== Listing
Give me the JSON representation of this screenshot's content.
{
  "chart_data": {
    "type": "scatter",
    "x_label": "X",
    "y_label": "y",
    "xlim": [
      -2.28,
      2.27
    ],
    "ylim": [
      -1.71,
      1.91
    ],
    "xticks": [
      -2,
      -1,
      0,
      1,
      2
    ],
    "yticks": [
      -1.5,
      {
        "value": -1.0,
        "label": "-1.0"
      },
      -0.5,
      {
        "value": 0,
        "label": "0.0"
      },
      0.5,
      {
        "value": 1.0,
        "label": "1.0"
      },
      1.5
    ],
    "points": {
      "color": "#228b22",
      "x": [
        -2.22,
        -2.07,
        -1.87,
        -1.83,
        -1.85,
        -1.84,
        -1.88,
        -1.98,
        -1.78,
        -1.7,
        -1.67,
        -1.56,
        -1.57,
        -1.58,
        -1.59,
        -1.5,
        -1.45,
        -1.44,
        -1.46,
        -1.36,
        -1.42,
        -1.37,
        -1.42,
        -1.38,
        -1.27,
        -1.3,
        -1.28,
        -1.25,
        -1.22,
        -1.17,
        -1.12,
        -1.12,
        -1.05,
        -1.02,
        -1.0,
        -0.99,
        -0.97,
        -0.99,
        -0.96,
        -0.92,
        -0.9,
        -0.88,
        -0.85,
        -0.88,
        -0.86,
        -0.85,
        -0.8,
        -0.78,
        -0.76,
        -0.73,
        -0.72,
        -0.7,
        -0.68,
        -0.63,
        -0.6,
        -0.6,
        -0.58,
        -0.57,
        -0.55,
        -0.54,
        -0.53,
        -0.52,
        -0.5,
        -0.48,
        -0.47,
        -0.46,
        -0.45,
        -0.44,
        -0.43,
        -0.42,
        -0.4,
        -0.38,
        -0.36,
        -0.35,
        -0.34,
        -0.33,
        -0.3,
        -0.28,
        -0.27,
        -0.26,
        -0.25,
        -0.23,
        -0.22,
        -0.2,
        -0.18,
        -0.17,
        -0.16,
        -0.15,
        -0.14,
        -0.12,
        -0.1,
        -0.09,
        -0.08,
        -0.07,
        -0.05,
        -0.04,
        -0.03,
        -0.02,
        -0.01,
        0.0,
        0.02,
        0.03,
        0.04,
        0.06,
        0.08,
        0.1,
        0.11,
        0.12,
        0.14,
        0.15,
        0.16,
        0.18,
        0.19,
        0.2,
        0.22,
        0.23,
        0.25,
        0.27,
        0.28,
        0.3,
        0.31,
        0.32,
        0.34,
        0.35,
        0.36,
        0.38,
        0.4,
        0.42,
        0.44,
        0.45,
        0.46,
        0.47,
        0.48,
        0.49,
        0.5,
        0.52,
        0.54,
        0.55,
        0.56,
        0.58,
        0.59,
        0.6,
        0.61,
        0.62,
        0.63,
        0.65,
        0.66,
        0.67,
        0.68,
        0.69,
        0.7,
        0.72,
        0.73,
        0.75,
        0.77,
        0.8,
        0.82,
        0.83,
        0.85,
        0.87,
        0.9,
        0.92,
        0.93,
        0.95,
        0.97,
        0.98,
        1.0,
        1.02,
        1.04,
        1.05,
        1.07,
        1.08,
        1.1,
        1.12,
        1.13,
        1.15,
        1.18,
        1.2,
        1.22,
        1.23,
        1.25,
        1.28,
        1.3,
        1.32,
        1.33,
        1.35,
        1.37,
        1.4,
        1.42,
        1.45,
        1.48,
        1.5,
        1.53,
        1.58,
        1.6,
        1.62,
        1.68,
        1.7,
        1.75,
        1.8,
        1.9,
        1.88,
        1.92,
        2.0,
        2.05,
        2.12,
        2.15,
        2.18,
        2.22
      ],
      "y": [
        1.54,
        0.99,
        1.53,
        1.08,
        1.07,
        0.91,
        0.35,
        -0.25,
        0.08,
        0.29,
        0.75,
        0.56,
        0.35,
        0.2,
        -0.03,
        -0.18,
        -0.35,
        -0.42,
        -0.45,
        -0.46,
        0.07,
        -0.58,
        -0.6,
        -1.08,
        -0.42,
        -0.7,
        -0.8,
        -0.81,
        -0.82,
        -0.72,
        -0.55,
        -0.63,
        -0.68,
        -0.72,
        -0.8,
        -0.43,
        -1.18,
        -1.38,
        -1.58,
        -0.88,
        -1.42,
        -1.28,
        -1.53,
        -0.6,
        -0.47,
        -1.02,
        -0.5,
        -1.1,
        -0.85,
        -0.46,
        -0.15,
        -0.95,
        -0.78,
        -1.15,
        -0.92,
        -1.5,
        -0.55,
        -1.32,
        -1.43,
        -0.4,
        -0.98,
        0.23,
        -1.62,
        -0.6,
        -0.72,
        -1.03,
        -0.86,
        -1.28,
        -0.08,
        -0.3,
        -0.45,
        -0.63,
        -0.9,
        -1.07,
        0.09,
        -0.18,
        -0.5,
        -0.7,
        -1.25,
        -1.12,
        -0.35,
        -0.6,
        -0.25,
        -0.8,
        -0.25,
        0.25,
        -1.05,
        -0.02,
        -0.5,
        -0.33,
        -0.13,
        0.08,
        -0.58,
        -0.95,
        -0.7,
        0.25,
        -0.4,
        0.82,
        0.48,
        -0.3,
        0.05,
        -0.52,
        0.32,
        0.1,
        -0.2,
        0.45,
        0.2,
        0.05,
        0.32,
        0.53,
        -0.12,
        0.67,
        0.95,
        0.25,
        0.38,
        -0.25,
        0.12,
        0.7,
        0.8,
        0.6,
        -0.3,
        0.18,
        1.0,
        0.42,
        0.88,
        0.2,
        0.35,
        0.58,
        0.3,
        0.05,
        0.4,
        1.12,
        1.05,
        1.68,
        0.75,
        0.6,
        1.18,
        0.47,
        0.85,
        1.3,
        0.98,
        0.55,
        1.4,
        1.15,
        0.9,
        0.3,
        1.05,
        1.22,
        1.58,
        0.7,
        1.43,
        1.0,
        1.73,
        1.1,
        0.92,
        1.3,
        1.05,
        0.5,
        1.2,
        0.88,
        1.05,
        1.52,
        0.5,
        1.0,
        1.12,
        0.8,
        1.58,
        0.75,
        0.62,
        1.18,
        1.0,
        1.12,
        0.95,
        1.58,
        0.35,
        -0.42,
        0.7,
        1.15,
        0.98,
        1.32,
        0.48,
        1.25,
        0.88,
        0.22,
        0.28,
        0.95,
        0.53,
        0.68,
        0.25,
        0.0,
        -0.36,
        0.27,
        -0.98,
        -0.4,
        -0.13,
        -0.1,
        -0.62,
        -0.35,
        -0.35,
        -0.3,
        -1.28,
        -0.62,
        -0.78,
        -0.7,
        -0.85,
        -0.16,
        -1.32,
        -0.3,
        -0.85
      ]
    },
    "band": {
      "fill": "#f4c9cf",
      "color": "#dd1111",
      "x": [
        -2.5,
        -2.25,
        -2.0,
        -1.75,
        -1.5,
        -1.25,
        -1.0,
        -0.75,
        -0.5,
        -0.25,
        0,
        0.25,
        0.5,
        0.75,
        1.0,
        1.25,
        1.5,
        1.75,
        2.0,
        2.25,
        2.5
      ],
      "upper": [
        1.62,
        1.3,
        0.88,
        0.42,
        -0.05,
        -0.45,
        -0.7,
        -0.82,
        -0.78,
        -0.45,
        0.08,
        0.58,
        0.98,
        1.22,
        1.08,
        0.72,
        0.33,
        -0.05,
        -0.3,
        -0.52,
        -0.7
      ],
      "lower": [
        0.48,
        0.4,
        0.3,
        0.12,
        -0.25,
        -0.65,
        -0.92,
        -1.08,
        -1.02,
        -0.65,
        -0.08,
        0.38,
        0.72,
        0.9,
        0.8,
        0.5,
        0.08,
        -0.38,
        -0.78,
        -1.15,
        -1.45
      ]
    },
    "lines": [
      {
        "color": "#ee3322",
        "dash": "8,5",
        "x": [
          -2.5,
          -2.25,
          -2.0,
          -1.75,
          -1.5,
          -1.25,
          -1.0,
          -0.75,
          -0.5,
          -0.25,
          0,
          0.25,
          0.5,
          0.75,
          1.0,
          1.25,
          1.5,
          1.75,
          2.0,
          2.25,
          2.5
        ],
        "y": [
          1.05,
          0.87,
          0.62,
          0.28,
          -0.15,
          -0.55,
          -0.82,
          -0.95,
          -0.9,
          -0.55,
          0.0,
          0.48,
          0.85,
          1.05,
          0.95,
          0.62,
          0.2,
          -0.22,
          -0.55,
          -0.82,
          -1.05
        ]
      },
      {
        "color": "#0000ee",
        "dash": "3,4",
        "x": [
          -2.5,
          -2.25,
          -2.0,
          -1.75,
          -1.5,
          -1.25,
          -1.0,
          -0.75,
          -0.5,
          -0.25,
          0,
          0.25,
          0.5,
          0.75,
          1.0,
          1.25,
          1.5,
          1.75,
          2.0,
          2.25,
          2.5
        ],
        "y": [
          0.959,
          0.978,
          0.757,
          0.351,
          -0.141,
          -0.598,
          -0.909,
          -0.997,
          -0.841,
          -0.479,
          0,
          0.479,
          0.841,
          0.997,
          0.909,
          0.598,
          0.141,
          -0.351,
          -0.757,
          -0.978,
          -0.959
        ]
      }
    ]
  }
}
====
To do →
Display every line of the listing that contains the string "color".

Expected output →
      "color": "#228b22",
      "color": "#dd1111",
        "color": "#ee3322",
        "color": "#0000ee",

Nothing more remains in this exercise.